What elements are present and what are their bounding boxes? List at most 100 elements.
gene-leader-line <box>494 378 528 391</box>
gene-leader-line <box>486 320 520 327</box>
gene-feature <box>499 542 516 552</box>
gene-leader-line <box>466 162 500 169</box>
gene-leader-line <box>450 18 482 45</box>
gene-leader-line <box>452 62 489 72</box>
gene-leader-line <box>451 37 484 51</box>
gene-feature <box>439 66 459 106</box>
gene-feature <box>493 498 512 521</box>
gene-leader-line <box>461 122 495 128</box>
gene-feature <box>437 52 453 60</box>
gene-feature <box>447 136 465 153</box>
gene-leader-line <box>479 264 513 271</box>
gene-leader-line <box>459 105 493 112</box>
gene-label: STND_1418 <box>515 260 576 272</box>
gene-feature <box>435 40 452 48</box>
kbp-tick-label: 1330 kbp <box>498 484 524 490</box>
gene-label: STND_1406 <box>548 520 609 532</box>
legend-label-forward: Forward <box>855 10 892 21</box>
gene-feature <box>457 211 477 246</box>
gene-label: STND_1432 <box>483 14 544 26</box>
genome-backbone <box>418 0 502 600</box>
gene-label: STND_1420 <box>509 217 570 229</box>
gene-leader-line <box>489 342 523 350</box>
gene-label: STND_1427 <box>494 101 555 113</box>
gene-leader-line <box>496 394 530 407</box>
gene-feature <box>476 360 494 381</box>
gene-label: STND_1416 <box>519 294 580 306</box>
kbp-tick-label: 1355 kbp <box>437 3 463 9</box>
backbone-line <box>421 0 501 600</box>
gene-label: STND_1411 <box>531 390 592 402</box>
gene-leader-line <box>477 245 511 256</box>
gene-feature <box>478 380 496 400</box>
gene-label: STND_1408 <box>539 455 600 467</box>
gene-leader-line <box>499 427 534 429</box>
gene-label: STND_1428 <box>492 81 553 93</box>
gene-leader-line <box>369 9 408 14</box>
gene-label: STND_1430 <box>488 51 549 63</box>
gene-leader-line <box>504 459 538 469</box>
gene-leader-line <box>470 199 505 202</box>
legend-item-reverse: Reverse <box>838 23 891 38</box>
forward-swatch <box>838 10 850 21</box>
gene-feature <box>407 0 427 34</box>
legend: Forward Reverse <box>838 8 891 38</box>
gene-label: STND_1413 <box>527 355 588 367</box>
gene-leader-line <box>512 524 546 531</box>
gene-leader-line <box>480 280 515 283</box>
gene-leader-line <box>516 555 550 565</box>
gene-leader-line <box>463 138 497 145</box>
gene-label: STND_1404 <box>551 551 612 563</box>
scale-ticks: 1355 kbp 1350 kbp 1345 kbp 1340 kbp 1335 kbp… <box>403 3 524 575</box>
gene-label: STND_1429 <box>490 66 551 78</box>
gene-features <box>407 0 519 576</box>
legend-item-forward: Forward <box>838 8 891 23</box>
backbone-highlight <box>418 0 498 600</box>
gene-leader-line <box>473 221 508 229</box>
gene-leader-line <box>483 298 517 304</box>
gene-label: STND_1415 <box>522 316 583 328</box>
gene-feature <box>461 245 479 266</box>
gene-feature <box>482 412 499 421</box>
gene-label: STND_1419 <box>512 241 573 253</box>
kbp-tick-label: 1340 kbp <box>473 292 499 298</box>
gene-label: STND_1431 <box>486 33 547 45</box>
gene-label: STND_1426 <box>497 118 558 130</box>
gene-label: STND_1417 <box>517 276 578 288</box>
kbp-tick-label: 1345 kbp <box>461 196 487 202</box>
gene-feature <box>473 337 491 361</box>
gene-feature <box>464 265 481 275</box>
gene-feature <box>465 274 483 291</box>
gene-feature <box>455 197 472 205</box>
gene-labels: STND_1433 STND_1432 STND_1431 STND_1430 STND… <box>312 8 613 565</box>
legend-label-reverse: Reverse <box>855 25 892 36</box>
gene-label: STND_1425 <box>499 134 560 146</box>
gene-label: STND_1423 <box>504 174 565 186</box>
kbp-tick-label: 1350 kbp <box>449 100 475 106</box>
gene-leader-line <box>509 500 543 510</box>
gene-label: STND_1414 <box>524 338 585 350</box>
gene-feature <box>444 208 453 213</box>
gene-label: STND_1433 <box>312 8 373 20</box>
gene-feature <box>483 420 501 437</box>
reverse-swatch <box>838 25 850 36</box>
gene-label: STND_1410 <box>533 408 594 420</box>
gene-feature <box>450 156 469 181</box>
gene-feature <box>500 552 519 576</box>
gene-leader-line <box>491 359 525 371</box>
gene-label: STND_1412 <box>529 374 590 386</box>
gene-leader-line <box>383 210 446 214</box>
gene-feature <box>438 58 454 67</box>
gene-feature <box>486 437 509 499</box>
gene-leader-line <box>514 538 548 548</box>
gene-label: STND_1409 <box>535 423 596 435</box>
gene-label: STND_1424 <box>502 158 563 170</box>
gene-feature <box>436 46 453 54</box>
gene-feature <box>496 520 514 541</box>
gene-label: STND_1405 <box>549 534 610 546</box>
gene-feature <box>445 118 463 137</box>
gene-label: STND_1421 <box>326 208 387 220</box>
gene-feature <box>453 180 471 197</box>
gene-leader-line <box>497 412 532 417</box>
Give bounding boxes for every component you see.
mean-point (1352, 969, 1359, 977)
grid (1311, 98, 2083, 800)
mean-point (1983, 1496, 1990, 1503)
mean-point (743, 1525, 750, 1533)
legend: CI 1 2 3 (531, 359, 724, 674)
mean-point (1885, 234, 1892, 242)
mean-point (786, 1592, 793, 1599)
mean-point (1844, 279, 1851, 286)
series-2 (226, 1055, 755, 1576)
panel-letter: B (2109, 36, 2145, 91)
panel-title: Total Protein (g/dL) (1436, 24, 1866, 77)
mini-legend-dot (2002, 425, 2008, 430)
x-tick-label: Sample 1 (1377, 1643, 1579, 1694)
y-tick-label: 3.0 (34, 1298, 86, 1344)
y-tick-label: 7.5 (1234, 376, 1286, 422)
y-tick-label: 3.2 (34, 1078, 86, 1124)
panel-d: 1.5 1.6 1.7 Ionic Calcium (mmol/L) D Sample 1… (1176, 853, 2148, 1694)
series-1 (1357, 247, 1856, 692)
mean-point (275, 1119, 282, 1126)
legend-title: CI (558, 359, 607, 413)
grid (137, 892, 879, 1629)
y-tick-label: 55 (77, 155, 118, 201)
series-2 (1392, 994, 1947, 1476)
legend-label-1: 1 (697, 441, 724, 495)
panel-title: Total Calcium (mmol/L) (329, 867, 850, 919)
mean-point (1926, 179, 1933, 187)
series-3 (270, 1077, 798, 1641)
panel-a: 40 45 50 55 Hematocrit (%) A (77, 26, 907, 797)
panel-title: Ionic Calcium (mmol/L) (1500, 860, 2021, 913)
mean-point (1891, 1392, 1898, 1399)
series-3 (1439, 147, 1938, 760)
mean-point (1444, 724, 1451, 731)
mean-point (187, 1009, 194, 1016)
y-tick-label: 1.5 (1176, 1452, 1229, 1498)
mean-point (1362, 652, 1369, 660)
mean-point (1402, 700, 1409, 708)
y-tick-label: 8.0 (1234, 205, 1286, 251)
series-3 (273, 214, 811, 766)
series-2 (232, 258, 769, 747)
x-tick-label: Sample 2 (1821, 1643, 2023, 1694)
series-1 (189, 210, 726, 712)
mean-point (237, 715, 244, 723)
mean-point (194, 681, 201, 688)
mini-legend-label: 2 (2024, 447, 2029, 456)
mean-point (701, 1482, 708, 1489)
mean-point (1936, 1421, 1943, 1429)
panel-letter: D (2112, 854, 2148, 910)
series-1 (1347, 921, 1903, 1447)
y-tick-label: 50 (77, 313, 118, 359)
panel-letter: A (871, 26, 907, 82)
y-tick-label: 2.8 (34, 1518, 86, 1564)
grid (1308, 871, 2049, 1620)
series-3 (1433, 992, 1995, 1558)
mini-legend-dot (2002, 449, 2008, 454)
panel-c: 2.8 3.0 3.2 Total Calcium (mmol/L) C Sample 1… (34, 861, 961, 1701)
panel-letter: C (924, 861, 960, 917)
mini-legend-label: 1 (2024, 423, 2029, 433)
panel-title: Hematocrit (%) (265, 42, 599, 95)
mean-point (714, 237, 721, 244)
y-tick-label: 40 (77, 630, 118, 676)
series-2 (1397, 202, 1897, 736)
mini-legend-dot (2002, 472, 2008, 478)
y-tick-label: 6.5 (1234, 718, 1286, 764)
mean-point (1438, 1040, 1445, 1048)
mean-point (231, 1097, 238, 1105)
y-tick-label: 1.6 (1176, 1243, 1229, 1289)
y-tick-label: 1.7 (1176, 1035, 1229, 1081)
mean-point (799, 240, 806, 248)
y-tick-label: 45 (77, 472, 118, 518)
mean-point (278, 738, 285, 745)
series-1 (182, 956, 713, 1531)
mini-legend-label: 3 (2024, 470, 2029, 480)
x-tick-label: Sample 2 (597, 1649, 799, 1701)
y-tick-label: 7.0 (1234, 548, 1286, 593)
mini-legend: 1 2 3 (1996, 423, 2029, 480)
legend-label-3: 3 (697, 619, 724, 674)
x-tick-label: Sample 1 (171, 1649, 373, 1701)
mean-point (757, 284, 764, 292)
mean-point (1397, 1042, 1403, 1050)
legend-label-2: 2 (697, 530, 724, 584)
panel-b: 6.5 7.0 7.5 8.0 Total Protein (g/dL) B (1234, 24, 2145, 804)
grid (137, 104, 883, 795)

### THE PROBLEM
If a line in the listing has "Protein" in it, report that line.

### ANSWER FOR THE TASK
panel-title: Total Protein (g/dL) (1436, 24, 1866, 77)
panel-b: 6.5 7.0 7.5 8.0 Total Protein (g/dL) B (1234, 24, 2145, 804)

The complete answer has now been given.